Extract every line below that contains the word "Kijowie".

#### Stored records
□ □ □
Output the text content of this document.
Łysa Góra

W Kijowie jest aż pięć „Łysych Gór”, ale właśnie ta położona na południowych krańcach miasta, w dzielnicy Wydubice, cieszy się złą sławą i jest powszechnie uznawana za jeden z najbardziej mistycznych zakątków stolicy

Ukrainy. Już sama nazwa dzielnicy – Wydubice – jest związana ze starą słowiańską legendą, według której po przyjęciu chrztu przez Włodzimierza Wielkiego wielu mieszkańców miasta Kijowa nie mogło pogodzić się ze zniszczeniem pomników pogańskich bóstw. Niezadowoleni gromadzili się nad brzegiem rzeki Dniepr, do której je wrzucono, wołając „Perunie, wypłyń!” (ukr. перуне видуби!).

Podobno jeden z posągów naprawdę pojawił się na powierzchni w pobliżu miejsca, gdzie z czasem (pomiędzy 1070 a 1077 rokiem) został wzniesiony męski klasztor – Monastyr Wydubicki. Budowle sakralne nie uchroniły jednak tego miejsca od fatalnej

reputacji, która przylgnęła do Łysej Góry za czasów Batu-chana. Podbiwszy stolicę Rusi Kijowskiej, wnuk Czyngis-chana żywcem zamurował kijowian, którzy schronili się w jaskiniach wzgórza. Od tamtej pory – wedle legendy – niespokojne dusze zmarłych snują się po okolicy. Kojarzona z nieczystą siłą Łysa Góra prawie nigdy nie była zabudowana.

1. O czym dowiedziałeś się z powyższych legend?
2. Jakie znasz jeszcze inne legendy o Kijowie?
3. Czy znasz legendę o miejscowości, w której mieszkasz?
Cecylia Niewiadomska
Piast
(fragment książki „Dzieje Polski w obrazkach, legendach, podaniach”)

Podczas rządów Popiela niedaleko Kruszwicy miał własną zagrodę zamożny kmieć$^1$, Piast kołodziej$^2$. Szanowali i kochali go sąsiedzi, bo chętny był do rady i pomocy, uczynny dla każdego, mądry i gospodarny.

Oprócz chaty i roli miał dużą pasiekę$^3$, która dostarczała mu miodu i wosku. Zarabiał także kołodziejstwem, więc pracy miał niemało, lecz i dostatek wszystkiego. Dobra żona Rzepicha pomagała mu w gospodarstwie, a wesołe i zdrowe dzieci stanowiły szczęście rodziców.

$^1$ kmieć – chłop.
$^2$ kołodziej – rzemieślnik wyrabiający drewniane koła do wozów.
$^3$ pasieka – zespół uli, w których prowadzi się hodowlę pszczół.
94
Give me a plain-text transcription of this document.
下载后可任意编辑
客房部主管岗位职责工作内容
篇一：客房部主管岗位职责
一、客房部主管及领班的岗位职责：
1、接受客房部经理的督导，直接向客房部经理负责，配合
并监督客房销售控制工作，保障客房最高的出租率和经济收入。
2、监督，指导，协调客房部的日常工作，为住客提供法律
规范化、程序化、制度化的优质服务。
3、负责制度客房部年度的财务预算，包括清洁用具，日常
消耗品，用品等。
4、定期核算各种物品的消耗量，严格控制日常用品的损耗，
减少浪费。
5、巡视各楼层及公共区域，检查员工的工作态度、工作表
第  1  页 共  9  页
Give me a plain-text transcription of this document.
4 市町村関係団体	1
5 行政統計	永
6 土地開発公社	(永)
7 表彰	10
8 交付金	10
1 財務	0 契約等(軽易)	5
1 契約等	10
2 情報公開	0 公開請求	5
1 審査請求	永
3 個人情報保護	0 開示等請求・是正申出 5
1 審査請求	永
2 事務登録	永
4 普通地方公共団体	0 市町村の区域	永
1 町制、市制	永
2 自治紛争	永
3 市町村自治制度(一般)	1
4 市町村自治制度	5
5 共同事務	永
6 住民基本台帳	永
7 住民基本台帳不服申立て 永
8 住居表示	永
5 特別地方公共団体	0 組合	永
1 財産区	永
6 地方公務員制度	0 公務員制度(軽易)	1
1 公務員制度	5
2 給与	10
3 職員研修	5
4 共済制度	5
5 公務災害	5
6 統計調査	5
□ □ □
#### Output for this exercise
W Kijowie jest aż pięć „Łysych Gór”, ale właśnie ta położona na południowych krańcach miasta, w dzielnicy Wydubice, cieszy się złą sławą i jest powszechnie uznawana za jeden z najbardziej mistycznych zakątków stolicy
2. Jakie znasz jeszcze inne legendy o Kijowie?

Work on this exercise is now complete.